▶ [WHAT YOU ARE ASKED TO DO]: Gather all lines with "away" from the records.

══════════════════════════════

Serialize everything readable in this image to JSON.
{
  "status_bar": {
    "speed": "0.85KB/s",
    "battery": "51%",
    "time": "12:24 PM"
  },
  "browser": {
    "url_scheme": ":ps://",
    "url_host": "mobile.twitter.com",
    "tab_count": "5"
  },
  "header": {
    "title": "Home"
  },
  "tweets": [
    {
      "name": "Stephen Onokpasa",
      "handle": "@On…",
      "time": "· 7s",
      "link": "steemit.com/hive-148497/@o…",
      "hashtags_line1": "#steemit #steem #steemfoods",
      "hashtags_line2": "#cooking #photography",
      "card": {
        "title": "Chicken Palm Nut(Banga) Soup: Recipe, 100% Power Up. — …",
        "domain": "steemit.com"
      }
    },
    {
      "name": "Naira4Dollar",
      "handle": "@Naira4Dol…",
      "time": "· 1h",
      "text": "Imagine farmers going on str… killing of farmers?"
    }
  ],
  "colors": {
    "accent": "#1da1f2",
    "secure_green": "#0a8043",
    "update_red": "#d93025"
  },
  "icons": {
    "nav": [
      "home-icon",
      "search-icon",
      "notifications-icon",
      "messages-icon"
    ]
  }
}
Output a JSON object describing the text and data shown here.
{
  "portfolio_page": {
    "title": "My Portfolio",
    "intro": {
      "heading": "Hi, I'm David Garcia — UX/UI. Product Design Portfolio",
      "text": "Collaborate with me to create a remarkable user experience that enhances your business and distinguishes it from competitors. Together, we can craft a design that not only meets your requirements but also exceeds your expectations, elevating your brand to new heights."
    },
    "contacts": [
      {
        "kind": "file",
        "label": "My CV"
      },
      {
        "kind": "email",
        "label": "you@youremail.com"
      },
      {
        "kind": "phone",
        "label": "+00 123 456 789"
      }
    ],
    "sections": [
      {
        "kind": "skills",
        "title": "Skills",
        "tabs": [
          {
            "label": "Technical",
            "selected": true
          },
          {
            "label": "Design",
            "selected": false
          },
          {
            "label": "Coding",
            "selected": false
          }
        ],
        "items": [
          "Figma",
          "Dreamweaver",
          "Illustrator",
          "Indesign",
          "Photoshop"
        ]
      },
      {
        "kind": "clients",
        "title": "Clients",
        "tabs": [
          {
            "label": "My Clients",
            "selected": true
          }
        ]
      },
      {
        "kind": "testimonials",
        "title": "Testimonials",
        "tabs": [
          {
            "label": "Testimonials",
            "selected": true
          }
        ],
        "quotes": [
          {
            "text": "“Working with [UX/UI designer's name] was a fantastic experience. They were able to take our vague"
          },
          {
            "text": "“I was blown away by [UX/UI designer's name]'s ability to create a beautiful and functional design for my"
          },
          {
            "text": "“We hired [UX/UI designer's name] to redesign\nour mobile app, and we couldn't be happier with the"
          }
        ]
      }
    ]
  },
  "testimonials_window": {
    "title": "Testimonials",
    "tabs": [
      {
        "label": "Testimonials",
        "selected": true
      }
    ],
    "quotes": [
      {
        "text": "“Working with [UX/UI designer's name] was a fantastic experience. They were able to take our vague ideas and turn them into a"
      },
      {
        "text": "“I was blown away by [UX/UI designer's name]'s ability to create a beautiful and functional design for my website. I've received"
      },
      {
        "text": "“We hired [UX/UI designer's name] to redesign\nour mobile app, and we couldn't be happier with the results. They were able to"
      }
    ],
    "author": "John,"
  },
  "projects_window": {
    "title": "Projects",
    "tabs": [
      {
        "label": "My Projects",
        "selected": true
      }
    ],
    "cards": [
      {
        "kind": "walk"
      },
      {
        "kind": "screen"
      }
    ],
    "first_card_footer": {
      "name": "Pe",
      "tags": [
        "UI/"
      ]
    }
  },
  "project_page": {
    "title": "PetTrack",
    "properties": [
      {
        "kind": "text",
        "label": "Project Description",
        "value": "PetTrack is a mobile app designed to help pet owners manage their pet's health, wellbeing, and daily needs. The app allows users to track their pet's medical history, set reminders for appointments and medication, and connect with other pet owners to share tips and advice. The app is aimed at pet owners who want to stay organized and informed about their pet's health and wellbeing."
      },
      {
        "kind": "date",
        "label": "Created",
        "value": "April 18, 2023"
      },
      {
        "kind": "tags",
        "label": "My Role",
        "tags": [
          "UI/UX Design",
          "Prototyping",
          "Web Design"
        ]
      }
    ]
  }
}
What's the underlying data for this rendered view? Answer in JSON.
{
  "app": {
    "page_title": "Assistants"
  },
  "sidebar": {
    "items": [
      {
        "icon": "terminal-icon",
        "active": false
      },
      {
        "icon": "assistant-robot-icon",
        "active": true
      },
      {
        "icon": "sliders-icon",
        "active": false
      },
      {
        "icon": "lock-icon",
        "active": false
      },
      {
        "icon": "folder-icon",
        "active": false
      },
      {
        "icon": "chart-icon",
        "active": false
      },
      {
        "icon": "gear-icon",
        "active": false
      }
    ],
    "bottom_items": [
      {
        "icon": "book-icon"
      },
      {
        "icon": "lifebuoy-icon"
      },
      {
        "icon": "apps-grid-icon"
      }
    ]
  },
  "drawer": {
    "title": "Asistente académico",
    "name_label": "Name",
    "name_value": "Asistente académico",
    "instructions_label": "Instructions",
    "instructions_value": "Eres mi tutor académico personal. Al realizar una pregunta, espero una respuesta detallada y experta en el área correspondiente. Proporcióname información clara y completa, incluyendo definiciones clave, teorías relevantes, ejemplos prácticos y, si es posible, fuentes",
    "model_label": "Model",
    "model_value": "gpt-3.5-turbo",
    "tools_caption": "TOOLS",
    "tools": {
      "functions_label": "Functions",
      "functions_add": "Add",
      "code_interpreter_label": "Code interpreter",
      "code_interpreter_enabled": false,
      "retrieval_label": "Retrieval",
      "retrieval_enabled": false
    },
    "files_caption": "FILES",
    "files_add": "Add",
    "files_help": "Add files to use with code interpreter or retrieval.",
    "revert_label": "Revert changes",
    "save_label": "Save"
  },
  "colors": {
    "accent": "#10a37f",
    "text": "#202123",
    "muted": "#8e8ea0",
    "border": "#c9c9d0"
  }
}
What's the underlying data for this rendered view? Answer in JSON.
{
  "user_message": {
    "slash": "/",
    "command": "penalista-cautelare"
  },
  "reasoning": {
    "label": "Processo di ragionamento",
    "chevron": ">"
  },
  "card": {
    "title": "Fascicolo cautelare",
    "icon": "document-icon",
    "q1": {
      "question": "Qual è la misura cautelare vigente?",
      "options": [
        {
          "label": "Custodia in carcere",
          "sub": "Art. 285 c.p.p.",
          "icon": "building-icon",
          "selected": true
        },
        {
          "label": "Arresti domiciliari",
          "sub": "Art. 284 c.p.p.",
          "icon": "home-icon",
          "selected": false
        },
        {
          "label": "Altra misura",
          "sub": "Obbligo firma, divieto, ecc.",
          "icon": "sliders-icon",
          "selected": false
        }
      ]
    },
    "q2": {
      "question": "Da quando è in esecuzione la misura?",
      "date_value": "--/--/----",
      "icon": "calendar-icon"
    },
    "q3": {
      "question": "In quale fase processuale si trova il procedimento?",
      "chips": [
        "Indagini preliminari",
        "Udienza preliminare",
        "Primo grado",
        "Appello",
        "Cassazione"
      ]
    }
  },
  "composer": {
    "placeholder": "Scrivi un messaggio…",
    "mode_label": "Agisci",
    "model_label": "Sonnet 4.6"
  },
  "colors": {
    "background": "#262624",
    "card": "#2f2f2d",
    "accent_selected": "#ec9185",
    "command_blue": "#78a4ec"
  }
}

══════════════════════════════

▶ [RIGHT ANSWER]:
            "text": "“I was blown away by [UX/UI designer's name]'s ability to create a beautiful and functional design for my"
        "text": "“I was blown away by [UX/UI designer's name]'s ability to create a beautiful and functional design for my website. I've received"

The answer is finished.